-- begin --

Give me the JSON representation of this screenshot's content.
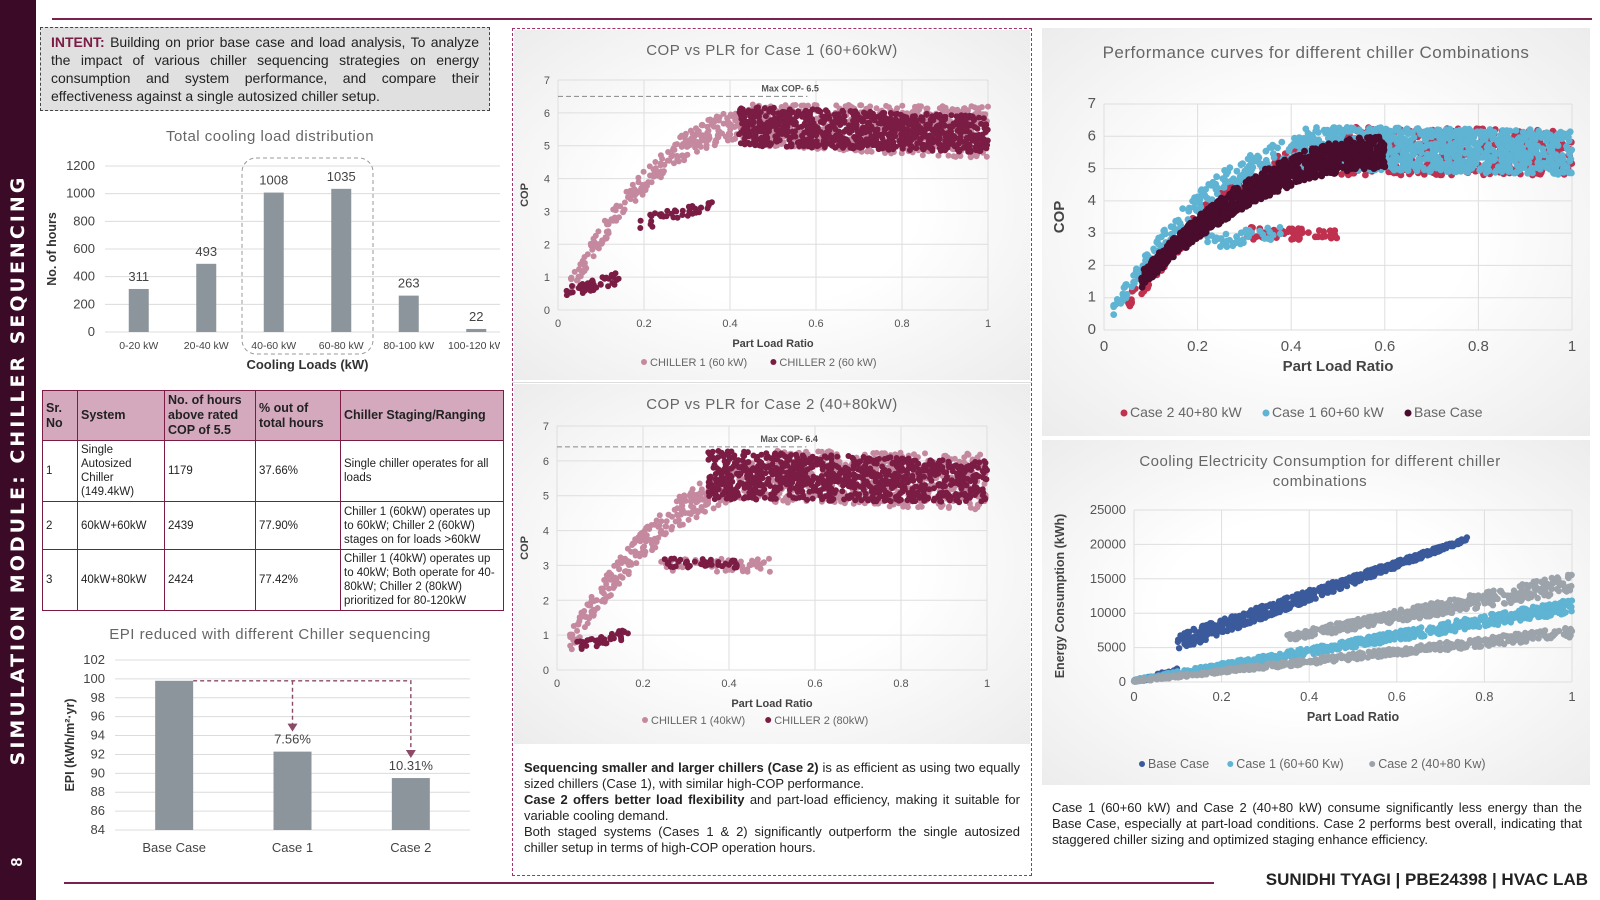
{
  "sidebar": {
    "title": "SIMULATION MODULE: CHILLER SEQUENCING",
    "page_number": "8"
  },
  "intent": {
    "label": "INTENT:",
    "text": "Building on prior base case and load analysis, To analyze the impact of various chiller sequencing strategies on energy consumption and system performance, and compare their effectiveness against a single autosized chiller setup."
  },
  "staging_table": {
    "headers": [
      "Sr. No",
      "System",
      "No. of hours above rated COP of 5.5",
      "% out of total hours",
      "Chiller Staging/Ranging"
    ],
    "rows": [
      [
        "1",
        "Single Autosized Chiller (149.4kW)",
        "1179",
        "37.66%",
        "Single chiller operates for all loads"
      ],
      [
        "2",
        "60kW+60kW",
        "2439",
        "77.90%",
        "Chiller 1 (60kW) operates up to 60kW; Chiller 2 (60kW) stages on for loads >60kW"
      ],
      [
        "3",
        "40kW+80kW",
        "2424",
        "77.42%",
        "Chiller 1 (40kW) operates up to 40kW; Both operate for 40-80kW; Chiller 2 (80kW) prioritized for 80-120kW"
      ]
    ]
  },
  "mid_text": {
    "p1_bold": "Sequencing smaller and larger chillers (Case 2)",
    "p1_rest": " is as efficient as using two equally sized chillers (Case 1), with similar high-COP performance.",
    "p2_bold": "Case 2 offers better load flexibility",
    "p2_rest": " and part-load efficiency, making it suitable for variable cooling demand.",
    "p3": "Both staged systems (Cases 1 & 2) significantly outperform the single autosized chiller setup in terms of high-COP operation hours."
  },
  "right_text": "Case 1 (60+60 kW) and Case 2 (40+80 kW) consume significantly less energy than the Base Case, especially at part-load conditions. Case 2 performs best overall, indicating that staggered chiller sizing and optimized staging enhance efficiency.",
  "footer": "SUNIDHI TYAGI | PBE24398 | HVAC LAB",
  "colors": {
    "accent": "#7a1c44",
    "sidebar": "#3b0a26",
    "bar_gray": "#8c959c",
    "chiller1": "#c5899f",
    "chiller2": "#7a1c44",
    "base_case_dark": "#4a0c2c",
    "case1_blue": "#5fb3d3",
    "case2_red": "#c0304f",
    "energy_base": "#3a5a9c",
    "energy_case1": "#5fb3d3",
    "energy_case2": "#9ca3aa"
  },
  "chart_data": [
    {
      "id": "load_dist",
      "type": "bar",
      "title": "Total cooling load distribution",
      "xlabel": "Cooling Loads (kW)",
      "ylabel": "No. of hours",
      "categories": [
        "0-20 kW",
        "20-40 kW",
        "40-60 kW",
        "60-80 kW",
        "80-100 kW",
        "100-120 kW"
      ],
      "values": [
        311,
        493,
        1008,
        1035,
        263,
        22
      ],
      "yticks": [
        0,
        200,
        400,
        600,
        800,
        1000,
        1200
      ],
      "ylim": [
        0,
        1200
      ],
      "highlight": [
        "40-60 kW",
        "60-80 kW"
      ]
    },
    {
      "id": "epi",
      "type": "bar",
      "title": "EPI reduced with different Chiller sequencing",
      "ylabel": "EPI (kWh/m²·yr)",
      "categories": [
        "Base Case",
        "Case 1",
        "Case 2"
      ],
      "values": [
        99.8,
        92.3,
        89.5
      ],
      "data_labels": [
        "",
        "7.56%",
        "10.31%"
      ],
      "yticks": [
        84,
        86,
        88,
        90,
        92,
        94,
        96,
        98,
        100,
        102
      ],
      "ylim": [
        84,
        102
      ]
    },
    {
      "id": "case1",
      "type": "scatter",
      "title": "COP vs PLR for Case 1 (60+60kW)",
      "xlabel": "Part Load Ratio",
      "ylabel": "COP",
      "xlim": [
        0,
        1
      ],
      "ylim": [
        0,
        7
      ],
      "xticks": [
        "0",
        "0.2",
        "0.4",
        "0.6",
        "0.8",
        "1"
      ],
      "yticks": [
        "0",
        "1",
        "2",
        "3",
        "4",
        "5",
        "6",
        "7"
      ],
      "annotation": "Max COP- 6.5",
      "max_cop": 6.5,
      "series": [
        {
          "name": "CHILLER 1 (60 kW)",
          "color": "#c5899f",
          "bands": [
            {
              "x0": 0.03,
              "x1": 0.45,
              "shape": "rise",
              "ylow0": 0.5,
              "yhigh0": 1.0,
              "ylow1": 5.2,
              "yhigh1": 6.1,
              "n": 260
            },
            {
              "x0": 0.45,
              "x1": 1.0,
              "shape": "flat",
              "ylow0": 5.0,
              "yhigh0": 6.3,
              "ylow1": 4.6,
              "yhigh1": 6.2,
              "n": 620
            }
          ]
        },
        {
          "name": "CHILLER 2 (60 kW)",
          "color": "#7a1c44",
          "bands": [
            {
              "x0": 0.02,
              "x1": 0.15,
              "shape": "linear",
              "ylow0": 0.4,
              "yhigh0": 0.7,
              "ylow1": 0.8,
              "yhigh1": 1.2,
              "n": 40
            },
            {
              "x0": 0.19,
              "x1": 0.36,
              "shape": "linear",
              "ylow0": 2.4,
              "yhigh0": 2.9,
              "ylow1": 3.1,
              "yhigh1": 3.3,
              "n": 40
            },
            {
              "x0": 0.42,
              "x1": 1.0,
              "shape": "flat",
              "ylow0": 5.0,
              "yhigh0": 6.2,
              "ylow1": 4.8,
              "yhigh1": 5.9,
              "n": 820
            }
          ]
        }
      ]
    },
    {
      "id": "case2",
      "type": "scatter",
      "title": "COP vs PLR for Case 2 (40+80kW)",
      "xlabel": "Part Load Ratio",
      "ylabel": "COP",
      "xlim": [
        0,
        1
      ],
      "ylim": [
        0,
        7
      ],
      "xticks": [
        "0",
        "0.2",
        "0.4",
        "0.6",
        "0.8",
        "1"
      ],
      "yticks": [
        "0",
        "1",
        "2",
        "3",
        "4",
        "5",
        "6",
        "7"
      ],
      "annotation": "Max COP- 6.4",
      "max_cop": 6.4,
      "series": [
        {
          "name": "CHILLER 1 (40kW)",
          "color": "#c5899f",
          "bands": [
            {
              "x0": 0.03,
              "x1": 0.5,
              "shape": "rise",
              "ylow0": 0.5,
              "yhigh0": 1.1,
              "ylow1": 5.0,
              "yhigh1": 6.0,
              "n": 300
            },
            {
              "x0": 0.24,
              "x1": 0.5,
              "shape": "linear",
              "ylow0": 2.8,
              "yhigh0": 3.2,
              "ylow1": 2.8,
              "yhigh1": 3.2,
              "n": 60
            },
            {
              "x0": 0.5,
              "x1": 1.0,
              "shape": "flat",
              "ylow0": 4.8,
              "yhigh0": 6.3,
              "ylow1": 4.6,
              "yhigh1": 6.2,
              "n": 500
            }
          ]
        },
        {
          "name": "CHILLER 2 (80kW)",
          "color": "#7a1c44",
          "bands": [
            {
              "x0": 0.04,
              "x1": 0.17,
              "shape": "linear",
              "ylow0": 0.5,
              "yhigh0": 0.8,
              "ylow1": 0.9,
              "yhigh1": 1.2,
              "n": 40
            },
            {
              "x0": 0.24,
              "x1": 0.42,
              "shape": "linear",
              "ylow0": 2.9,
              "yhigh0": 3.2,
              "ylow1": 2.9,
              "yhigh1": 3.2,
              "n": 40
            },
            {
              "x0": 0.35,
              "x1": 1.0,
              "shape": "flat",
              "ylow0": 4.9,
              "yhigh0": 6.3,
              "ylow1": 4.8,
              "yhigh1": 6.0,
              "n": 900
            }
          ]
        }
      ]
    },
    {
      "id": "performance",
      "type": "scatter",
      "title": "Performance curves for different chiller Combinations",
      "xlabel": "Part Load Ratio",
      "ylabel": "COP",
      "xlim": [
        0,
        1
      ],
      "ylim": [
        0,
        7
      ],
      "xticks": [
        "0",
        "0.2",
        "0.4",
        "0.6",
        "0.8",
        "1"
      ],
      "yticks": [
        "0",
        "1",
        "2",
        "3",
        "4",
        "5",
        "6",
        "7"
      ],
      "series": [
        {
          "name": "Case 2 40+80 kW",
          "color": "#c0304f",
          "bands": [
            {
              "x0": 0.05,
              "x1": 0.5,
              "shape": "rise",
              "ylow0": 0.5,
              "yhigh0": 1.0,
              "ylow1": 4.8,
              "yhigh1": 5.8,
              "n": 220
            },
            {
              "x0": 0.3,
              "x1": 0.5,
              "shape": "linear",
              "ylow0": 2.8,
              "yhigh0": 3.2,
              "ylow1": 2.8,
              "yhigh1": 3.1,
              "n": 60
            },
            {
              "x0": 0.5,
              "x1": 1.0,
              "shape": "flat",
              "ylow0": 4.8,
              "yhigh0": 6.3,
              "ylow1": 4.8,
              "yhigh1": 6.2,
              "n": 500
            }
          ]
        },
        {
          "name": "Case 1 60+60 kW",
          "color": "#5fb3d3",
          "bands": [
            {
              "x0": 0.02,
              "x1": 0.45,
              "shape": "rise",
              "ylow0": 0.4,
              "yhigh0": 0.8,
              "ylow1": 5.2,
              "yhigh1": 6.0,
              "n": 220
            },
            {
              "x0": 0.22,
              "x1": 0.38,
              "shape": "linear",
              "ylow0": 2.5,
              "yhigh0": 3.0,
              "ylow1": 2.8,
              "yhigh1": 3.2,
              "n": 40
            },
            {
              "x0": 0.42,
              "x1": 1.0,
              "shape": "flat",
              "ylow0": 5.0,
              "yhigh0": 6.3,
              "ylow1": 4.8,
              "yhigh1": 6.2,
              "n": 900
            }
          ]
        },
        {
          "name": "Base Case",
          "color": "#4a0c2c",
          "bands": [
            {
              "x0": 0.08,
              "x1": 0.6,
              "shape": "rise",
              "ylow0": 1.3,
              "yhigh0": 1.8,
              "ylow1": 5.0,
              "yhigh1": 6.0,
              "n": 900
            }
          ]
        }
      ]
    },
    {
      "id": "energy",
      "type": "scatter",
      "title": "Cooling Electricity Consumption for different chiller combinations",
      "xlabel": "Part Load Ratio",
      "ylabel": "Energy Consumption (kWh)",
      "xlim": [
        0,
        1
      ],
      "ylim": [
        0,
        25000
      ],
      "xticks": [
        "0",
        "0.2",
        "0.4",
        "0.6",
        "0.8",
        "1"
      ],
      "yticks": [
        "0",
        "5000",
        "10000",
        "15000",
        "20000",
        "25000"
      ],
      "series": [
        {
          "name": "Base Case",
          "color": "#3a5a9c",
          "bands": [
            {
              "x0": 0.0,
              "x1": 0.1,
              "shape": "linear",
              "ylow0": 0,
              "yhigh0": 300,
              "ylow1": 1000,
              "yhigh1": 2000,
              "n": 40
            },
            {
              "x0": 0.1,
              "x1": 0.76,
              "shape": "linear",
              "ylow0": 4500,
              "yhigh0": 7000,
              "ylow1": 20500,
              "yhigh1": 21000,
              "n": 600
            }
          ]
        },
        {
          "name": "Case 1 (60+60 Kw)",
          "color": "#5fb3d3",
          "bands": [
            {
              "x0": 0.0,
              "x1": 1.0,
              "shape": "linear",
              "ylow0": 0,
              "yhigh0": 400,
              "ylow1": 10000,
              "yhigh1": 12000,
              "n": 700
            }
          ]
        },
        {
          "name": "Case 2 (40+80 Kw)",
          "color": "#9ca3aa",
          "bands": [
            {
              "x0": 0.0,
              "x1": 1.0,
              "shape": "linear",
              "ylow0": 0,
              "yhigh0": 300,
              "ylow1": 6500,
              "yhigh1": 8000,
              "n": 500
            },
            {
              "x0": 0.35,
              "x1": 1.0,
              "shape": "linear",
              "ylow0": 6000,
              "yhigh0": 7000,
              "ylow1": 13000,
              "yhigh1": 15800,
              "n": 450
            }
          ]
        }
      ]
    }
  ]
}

-- end --

# THE TASK
Which lines hold the string "efficiency"? List them all.

# SOLUTION TO THE PROBLEM
    "p2_rest": " and part-load efficiency, making it suitable for variable cooling demand.",
  "right_text": "Case 1 (60+60 kW) and Case 2 (40+80 kW) consume significantly less energy than the Base Case, especially at part-load conditions. Case 2 performs best overall, indicating that staggered chiller sizing and optimized staging enhance efficiency.",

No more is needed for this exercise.